■ **TASKS FOR THIS EXERCISE**
A - Answer these questions about the court opinion, marking each answer with the same numeral:
(i) In what year was the defendant convicted of simple assault?
(ii) Who appeared on the brief for the defendant?
(iii) What sentence did the court impose after accepting the plea?
B - Please condense the paragraph of the court opinion beginning "The following facts are undisputed" into a short bulleted list that keeps its main facts.
C - Reproduce the court opinion from "9th Circuit Court-Manchester" up to and including "for the State.", changing "the State" to "the prosecution".

Supreme Court of New Hampshire

July 30, 2019

THE STATE OF NEW HAMPSHIRE
v.
JAMES JASKOLKA

          Submitted: April 18, 2019

          9th Circuit Court-Manchester District Division

          Gordon J. MacDonald, attorney general (Susan P. McGinnis, senior assistant attorney general, on the brief), for the State.

          Gregory J. Ahlgren, of Manchester, on the brief, for the defendant.

          DONOVAN, J.

         The defendant, James Jaskolka, appeals the decision of the Circuit Court (Lyons, J.) denying his request to vacate his 1991 simple assault conviction and grant him a trial. We vacate the trial court's order, however, because it lacked jurisdiction to consider the merits of the defendant's motion.

         The following facts are undisputed. In June 1991, the defendant, upon consulting with court-appointed counsel, entered into a negotiated plea agreement by which the defendant agreed to plead guilty to a misdemeanor, domestically-related simple assault. The court accepted his plea and imposed the negotiated sentence of a fine and a suspended jail sentence.

         Nearly 27 years later, the defendant filed a motion seeking to vacate his conviction, alleging that he was never advised of his constitutional right to a jury trial and, more pointedly, was not informed that a conviction for domestic assault would prohibit him from purchasing, owning, or possessing a firearm.[1]

         Before the trial court, the defendant claimed that his motion constituted a direct attack upon his conviction and, therefore, the United States Supreme Court decision in Boykin v. Alabama, 395 U.S. 238 (1969), requires an affirmative showing on the record that he entered his guilty plea knowingly, intelligently, and voluntarily. See Boykin, 395 U.S. at 242-43. The defendant argued that, in the absence of a record of the trial court's inquiry into the voluntary and knowing character of his decision to plead guilty, acceptance of his plea should be treated as plain error, requiring the State to demonstrate to a clear and convincing degree that the plea was voluntary or knowing in the respect specifically challenged. See State v. Arsenault, 153 N.H. 413, 416-17 (2006) (analyzing a defendant's collateral attack upon his knowledge and volition when entering a guilty plea). He further maintained that because there is "NO record of [his] volition and knowledge . . . of the right to a jury trial," "the only appropriate remedy is to vacate the conviction and schedule this case . . . for trial." The defendant did not request a hearing with the filing of his initial motion.

■ **LISTING**
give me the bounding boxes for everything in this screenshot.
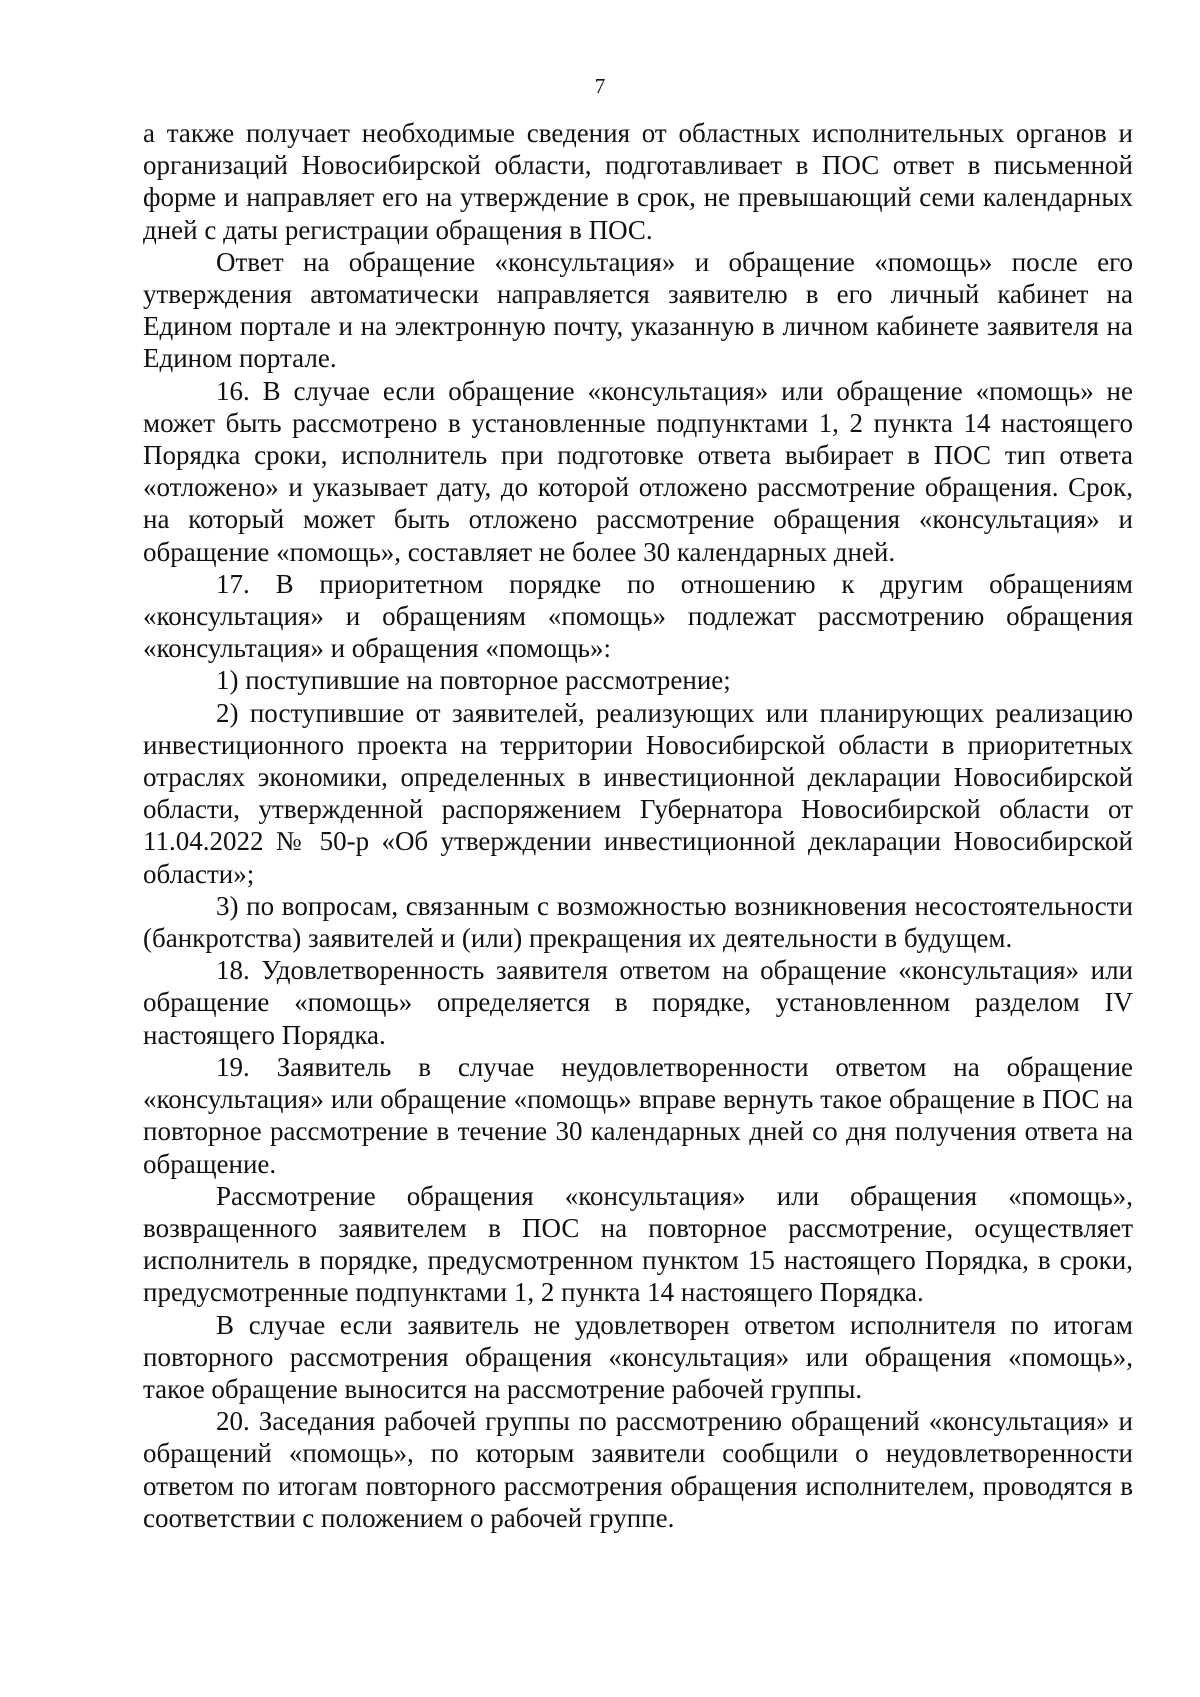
paragraph-19-escalation: В случае если заявитель не удовлетворен ответом исполнителя по итогам повторного рассмотрения обращения «консультация» или обращения «помощь», такое обращение выносится на рассмотрение рабочей группы. — [143, 1309, 1133, 1404]
document-body — [143, 117, 1133, 1534]
paragraph-16: 16. В случае если обращение «консультация» или обращение «помощь» не может быть рассмотрено в установленные подпунктами 1, 2 пункта 14 настоящего Порядка сроки, исполнитель при подготовке ответа выбирает в ПОС тип ответа «отложено» и указывает дату, до которой отложено рассмотрение обращения. Срок, на который может быть отложено рассмотрение обращения «консультация» и обращение «помощь», составляет не более 30 календарных дней. — [143, 375, 1133, 567]
paragraph-17-item-3: 3) по вопросам, связанным с возможностью возникновения несостоятельности (банкротства) заявителей и (или) прекращения их деятельности в будущем. — [143, 890, 1133, 954]
paragraph-20: 20. Заседания рабочей группы по рассмотрению обращений «консультация» и обращений «помощь», по которым заявители сообщили о неудовлетворенности ответом по итогам повторного рассмотрения обращения исполнителем, проводятся в соответствии с положением о рабочей группе. — [143, 1406, 1133, 1533]
paragraph-answer-routing: Ответ на обращение «консультация» и обращение «помощь» после его утверждения автоматически направляется заявителю в его личный кабинет на Едином портале и на электронную почту, указанную в личном кабинете заявителя на Едином портале. — [143, 246, 1133, 374]
paragraph-17-item-2: 2) поступившие от заявителей, реализующих или планирующих реализацию инвестиционного проекта на территории Новосибирской области в приоритетных отраслях экономики, определенных в инвестиционной декларации Новосибирской области, утвержденной распоряжением Губернатора Новосибирской области от 11.04.2022 № 50-р «Об утверждении инвестиционной декларации Новосибирской области»; — [143, 697, 1133, 889]
paragraph-continuation: а также получает необходимые сведения от областных исполнительных органов и организаций Новосибирской области, подготавливает в ПОС ответ в письменной форме и направляет его на утверждение в срок, не превышающий семи календарных дней с даты регистрации обращения в ПОС. — [143, 118, 1133, 245]
paragraph-19-review: Рассмотрение обращения «консультация» или обращения «помощь», возвращенного заявителем в ПОС на повторное рассмотрение, осуществляет исполнитель в порядке, предусмотренном пунктом 15 настоящего Порядка, в сроки, предусмотренные подпунктами 1, 2 пункта 14 настоящего Порядка. — [143, 1180, 1133, 1308]
paragraph-17: 17. В приоритетном порядке по отношению к другим обращениям «консультация» и обращениям «помощь» подлежат рассмотрению обращения «консультация» и обращения «помощь»: — [143, 568, 1133, 664]
page-number: 7 — [594, 74, 606, 98]
paragraph-17-item-1: 1) поступившие на повторное рассмотрение; — [216, 665, 731, 696]
paragraph-19: 19. Заявитель в случае неудовлетворенности ответом на обращение «консультация» или обращение «помощь» вправе вернуть такое обращение в ПОС на повторное рассмотрение в течение 30 календарных дней со дня получения ответа на обращение. — [143, 1051, 1133, 1179]
paragraph-18: 18. Удовлетворенность заявителя ответом на обращение «консультация» или обращение «помощь» определяется в порядке, установленном разделом IV настоящего Порядка. — [143, 955, 1133, 1050]
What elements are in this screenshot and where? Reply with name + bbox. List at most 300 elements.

■ **ANSWERS TO THE TASKS**
A -
(i) 1991
(ii) Gregory J. Ahlgren, of Manchester
(iii) A fine and a suspended jail sentence

B -
- In June 1991, after consulting with court-appointed counsel, the defendant entered a negotiated plea agreement.
- He agreed to plead guilty to a misdemeanor, domestically-related simple assault.
- The court accepted the plea and imposed the negotiated sentence of a fine and a suspended jail sentence.

C -
9th Circuit Court-Manchester District Division

          Gordon J. MacDonald, attorney general (Susan P. McGinnis, senior assistant attorney general, on the brief), for the prosecution.